## Start PROVIDED DATA

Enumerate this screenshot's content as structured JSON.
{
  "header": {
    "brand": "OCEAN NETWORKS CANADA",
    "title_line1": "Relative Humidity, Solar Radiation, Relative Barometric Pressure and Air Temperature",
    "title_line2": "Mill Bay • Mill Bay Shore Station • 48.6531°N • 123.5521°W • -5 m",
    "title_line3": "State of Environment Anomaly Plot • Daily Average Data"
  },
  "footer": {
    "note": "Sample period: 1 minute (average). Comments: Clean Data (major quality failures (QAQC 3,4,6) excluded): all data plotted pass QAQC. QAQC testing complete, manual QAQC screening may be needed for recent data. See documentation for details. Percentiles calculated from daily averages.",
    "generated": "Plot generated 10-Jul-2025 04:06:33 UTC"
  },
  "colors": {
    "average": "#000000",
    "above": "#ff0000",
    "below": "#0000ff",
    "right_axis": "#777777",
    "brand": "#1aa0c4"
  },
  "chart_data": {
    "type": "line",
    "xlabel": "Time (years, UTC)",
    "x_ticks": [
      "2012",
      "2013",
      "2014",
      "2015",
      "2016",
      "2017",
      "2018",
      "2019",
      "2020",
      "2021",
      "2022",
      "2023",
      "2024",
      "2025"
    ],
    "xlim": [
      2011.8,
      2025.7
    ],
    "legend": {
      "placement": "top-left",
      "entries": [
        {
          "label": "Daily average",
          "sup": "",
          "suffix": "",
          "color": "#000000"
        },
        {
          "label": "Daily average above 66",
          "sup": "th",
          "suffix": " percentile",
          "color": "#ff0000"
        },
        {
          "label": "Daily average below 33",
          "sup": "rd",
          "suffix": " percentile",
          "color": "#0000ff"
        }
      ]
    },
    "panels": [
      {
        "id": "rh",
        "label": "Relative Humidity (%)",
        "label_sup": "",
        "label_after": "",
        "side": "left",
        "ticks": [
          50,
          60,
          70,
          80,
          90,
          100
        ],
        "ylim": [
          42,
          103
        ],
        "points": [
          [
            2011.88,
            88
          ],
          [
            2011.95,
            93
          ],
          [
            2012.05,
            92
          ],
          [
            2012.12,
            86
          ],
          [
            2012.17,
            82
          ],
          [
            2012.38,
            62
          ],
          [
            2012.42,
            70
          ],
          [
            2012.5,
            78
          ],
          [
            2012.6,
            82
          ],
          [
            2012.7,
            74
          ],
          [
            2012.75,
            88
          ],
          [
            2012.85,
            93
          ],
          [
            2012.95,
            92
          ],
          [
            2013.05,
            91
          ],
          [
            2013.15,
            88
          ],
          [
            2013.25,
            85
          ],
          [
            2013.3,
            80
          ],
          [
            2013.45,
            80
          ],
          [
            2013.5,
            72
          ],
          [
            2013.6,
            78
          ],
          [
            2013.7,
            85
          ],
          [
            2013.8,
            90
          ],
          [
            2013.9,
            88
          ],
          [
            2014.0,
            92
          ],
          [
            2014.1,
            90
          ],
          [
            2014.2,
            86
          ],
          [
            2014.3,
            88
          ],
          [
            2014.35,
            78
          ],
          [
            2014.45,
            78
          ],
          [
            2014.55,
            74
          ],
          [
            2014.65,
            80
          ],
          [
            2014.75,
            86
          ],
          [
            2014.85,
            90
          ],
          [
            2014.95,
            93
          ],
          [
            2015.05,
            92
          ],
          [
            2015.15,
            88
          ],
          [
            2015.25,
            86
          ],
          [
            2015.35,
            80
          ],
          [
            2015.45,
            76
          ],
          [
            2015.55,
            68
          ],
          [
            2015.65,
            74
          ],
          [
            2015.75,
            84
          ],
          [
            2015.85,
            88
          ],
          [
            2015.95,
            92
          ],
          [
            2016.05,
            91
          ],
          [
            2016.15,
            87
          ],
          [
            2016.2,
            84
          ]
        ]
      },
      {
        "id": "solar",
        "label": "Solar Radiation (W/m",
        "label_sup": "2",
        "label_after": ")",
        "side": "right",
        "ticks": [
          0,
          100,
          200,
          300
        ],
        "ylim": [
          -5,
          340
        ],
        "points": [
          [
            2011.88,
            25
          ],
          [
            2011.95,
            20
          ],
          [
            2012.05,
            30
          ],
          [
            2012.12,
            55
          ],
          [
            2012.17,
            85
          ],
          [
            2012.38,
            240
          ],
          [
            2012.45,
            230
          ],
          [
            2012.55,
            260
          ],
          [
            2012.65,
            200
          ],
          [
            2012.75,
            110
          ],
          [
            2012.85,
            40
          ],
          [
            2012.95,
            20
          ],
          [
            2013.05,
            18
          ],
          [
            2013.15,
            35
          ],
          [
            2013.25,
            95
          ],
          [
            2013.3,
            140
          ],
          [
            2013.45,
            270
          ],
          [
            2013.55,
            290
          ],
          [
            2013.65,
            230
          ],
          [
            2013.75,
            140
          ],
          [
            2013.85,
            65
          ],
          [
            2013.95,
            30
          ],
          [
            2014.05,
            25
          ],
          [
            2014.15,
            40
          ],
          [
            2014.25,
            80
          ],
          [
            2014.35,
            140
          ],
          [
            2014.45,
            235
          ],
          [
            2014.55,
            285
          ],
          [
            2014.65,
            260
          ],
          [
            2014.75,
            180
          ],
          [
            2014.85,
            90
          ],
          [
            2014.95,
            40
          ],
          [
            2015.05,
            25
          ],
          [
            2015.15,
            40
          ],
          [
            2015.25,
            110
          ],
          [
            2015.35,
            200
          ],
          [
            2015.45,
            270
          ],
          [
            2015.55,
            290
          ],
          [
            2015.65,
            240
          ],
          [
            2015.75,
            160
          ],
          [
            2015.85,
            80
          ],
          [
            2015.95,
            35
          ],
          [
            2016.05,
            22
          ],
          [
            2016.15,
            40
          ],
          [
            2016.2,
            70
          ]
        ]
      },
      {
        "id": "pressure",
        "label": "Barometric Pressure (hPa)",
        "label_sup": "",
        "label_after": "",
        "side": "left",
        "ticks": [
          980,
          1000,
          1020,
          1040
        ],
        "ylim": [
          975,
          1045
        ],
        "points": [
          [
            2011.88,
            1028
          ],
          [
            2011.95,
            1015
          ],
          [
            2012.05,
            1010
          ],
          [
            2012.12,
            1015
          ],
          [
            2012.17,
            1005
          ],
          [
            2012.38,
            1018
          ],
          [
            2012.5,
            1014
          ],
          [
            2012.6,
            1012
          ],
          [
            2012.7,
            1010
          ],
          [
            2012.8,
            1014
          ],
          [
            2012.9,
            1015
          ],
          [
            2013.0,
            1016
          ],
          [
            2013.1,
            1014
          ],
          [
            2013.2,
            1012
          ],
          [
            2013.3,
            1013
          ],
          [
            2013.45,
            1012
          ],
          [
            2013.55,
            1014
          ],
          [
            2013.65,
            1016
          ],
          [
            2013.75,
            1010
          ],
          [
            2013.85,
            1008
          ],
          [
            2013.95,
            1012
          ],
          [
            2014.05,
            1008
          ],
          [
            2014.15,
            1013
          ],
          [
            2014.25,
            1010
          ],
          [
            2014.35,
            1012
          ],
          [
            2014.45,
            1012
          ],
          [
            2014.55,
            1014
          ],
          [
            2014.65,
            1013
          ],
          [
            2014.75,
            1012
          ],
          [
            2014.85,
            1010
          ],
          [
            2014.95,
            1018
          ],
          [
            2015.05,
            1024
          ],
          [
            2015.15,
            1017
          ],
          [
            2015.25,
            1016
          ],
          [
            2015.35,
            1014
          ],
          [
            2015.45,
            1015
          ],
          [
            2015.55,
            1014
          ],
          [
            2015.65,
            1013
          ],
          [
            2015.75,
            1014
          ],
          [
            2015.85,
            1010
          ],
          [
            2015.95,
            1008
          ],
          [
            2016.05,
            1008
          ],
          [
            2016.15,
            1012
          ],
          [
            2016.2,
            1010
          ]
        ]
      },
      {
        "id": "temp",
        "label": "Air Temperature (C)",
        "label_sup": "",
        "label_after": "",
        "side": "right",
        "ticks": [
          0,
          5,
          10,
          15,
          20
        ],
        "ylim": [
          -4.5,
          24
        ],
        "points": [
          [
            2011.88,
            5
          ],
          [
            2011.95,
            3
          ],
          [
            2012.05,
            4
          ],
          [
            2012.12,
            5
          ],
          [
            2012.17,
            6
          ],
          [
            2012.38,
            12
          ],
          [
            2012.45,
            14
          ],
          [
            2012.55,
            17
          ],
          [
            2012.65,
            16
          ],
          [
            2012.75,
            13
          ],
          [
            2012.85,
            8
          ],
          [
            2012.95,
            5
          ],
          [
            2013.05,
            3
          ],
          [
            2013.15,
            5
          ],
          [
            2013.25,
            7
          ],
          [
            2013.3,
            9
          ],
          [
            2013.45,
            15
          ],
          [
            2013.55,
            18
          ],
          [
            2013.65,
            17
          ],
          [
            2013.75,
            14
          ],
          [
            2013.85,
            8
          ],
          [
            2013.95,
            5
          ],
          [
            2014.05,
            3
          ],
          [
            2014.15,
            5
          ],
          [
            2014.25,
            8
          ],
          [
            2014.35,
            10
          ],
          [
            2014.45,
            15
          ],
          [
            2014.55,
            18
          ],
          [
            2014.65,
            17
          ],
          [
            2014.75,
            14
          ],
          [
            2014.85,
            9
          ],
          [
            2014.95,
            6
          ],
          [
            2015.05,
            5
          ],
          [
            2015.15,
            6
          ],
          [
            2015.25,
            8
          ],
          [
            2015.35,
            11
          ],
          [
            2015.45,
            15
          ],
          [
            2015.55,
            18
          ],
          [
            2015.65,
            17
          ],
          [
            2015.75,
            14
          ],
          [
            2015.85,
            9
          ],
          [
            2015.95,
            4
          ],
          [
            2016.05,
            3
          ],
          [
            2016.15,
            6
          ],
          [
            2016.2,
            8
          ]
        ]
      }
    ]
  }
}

## End PROVIDED DATA

» **STATED TASK**: Pull out and copy each line containing the string "Radiation".

» **EXPECTED ANSWER**:
    "title_line1": "Relative Humidity, Solar Radiation, Relative Barometric Pressure and Air Temperature",
        "label": "Solar Radiation (W/m",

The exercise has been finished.